** THE TASK **
Write out every record in full, exactly as written, please.
**** EXERCISE MATERIALS ****
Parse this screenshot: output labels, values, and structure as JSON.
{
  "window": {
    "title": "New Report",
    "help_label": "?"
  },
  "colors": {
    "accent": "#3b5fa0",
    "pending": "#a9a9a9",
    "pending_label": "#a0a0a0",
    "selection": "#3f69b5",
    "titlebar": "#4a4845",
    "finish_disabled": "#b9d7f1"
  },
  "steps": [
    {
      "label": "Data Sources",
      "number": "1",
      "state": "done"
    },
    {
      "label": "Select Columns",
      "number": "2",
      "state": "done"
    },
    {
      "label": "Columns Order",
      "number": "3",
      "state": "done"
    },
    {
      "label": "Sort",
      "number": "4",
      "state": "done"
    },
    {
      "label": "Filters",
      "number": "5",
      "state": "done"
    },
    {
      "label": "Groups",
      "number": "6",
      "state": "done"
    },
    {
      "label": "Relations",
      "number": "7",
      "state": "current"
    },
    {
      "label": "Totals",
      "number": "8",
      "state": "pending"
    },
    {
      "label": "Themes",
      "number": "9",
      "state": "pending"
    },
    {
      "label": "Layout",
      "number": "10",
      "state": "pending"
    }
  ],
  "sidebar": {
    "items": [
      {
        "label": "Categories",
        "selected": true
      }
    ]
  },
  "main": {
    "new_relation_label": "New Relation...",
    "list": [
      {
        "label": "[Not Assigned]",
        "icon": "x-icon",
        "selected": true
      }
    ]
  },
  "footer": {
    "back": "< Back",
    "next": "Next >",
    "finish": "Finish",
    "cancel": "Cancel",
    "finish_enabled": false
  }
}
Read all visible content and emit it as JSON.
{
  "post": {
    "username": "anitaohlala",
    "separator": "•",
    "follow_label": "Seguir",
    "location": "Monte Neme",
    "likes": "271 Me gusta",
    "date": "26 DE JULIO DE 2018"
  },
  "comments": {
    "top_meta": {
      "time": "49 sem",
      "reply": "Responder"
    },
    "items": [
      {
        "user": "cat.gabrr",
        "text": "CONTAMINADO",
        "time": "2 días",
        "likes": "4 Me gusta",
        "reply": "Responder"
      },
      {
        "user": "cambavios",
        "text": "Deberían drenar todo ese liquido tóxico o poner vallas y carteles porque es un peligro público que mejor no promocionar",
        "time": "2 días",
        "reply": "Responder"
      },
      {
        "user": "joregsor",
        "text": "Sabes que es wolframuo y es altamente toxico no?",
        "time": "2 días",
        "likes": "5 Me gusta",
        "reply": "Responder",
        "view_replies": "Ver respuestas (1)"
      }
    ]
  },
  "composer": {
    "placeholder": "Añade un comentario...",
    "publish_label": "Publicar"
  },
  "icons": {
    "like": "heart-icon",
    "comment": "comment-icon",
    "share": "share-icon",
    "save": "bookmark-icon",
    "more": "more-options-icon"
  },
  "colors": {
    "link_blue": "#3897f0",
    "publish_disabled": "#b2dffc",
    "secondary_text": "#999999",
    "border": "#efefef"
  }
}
****
** FULL RESPONSE **
Parse this screenshot: output labels, values, and structure as JSON.
{
  "window": {
    "title": "New Report",
    "help_label": "?"
  },
  "colors": {
    "accent": "#3b5fa0",
    "pending": "#a9a9a9",
    "pending_label": "#a0a0a0",
    "selection": "#3f69b5",
    "titlebar": "#4a4845",
    "finish_disabled": "#b9d7f1"
  },
  "steps": [
    {
      "label": "Data Sources",
      "number": "1",
      "state": "done"
    },
    {
      "label": "Select Columns",
      "number": "2",
      "state": "done"
    },
    {
      "label": "Columns Order",
      "number": "3",
      "state": "done"
    },
    {
      "label": "Sort",
      "number": "4",
      "state": "done"
    },
    {
      "label": "Filters",
      "number": "5",
      "state": "done"
    },
    {
      "label": "Groups",
      "number": "6",
      "state": "done"
    },
    {
      "label": "Relations",
      "number": "7",
      "state": "current"
    },
    {
      "label": "Totals",
      "number": "8",
      "state": "pending"
    },
    {
      "label": "Themes",
      "number": "9",
      "state": "pending"
    },
    {
      "label": "Layout",
      "number": "10",
      "state": "pending"
    }
  ],
  "sidebar": {
    "items": [
      {
        "label": "Categories",
        "selected": true
      }
    ]
  },
  "main": {
    "new_relation_label": "New Relation...",
    "list": [
      {
        "label": "[Not Assigned]",
        "icon": "x-icon",
        "selected": true
      }
    ]
  },
  "footer": {
    "back": "< Back",
    "next": "Next >",
    "finish": "Finish",
    "cancel": "Cancel",
    "finish_enabled": false
  }
}
Read all visible content and emit it as JSON.
{
  "post": {
    "username": "anitaohlala",
    "separator": "•",
    "follow_label": "Seguir",
    "location": "Monte Neme",
    "likes": "271 Me gusta",
    "date": "26 DE JULIO DE 2018"
  },
  "comments": {
    "top_meta": {
      "time": "49 sem",
      "reply": "Responder"
    },
    "items": [
      {
        "user": "cat.gabrr",
        "text": "CONTAMINADO",
        "time": "2 días",
        "likes": "4 Me gusta",
        "reply": "Responder"
      },
      {
        "user": "cambavios",
        "text": "Deberían drenar todo ese liquido tóxico o poner vallas y carteles porque es un peligro público que mejor no promocionar",
        "time": "2 días",
        "reply": "Responder"
      },
      {
        "user": "joregsor",
        "text": "Sabes que es wolframuo y es altamente toxico no?",
        "time": "2 días",
        "likes": "5 Me gusta",
        "reply": "Responder",
        "view_replies": "Ver respuestas (1)"
      }
    ]
  },
  "composer": {
    "placeholder": "Añade un comentario...",
    "publish_label": "Publicar"
  },
  "icons": {
    "like": "heart-icon",
    "comment": "comment-icon",
    "share": "share-icon",
    "save": "bookmark-icon",
    "more": "more-options-icon"
  },
  "colors": {
    "link_blue": "#3897f0",
    "publish_disabled": "#b2dffc",
    "secondary_text": "#999999",
    "border": "#efefef"
  }
}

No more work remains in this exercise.